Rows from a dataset
------------------------------------------------------------
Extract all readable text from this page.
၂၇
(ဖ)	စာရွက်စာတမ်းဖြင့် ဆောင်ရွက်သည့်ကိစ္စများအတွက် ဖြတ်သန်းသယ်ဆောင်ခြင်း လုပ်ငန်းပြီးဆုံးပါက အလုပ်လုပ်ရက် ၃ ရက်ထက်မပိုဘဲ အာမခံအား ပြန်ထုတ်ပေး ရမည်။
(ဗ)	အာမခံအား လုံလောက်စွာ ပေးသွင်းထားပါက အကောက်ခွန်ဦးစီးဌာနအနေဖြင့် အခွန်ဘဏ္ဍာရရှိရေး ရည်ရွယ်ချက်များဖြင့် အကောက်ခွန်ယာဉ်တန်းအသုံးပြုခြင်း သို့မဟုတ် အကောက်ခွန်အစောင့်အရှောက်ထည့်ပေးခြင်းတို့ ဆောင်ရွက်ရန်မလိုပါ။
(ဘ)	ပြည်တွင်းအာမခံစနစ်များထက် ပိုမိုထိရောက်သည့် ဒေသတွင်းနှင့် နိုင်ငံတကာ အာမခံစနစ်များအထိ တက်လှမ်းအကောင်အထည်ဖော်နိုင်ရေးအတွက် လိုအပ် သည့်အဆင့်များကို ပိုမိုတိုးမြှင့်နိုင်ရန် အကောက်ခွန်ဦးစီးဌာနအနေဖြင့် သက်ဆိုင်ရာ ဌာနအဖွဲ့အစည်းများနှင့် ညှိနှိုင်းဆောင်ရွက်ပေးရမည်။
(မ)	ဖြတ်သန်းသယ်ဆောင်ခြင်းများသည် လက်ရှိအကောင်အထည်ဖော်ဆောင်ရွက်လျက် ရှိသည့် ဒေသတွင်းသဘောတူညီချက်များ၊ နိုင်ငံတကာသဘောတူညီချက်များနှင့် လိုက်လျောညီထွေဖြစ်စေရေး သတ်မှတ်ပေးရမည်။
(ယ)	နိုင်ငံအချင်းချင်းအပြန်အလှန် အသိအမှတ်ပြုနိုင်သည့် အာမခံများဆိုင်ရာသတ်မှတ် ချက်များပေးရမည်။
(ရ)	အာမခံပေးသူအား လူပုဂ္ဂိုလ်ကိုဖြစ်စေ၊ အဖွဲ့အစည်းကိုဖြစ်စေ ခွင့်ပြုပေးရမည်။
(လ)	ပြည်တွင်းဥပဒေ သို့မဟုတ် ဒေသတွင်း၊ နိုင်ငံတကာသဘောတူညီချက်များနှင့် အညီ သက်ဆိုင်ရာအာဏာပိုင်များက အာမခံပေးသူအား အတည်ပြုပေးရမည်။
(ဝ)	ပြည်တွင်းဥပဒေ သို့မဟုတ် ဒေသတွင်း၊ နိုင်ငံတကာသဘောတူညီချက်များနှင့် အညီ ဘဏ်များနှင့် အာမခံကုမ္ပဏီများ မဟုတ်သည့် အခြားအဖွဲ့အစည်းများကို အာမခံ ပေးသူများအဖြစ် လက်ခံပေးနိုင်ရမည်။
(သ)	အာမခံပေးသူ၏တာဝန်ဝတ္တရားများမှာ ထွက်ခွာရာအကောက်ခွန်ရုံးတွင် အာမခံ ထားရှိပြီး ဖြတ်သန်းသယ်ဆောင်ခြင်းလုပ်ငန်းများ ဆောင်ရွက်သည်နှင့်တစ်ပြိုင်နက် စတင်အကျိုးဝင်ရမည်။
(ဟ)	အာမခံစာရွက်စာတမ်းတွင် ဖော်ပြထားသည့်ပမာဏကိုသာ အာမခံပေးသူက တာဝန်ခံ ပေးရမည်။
------------------------------------------------------------
### STATED EXERCISE
Retype all the records, matching them exactly.

### SOLVED EXERCISE
Extract all readable text from this page.
၂၇
(ဖ)	စာရွက်စာတမ်းဖြင့် ဆောင်ရွက်သည့်ကိစ္စများအတွက် ဖြတ်သန်းသယ်ဆောင်ခြင်း လုပ်ငန်းပြီးဆုံးပါက အလုပ်လုပ်ရက် ၃ ရက်ထက်မပိုဘဲ အာမခံအား ပြန်ထုတ်ပေး ရမည်။
(ဗ)	အာမခံအား လုံလောက်စွာ ပေးသွင်းထားပါက အကောက်ခွန်ဦးစီးဌာနအနေဖြင့် အခွန်ဘဏ္ဍာရရှိရေး ရည်ရွယ်ချက်များဖြင့် အကောက်ခွန်ယာဉ်တန်းအသုံးပြုခြင်း သို့မဟုတ် အကောက်ခွန်အစောင့်အရှောက်ထည့်ပေးခြင်းတို့ ဆောင်ရွက်ရန်မလိုပါ။
(ဘ)	ပြည်တွင်းအာမခံစနစ်များထက် ပိုမိုထိရောက်သည့် ဒေသတွင်းနှင့် နိုင်ငံတကာ အာမခံစနစ်များအထိ တက်လှမ်းအကောင်အထည်ဖော်နိုင်ရေးအတွက် လိုအပ် သည့်အဆင့်များကို ပိုမိုတိုးမြှင့်နိုင်ရန် အကောက်ခွန်ဦးစီးဌာနအနေဖြင့် သက်ဆိုင်ရာ ဌာနအဖွဲ့အစည်းများနှင့် ညှိနှိုင်းဆောင်ရွက်ပေးရမည်။
(မ)	ဖြတ်သန်းသယ်ဆောင်ခြင်းများသည် လက်ရှိအကောင်အထည်ဖော်ဆောင်ရွက်လျက် ရှိသည့် ဒေသတွင်းသဘောတူညီချက်များ၊ နိုင်ငံတကာသဘောတူညီချက်များနှင့် လိုက်လျောညီထွေဖြစ်စေရေး သတ်မှတ်ပေးရမည်။
(ယ)	နိုင်ငံအချင်းချင်းအပြန်အလှန် အသိအမှတ်ပြုနိုင်သည့် အာမခံများဆိုင်ရာသတ်မှတ် ချက်များပေးရမည်။
(ရ)	အာမခံပေးသူအား လူပုဂ္ဂိုလ်ကိုဖြစ်စေ၊ အဖွဲ့အစည်းကိုဖြစ်စေ ခွင့်ပြုပေးရမည်။
(လ)	ပြည်တွင်းဥပဒေ သို့မဟုတ် ဒေသတွင်း၊ နိုင်ငံတကာသဘောတူညီချက်များနှင့် အညီ သက်ဆိုင်ရာအာဏာပိုင်များက အာမခံပေးသူအား အတည်ပြုပေးရမည်။
(ဝ)	ပြည်တွင်းဥပဒေ သို့မဟုတ် ဒေသတွင်း၊ နိုင်ငံတကာသဘောတူညီချက်များနှင့် အညီ ဘဏ်များနှင့် အာမခံကုမ္ပဏီများ မဟုတ်သည့် အခြားအဖွဲ့အစည်းများကို အာမခံ ပေးသူများအဖြစ် လက်ခံပေးနိုင်ရမည်။
(သ)	အာမခံပေးသူ၏တာဝန်ဝတ္တရားများမှာ ထွက်ခွာရာအကောက်ခွန်ရုံးတွင် အာမခံ ထားရှိပြီး ဖြတ်သန်းသယ်ဆောင်ခြင်းလုပ်ငန်းများ ဆောင်ရွက်သည်နှင့်တစ်ပြိုင်နက် စတင်အကျိုးဝင်ရမည်။
(ဟ)	အာမခံစာရွက်စာတမ်းတွင် ဖော်ပြထားသည့်ပမာဏကိုသာ အာမခံပေးသူက တာဝန်ခံ ပေးရမည်။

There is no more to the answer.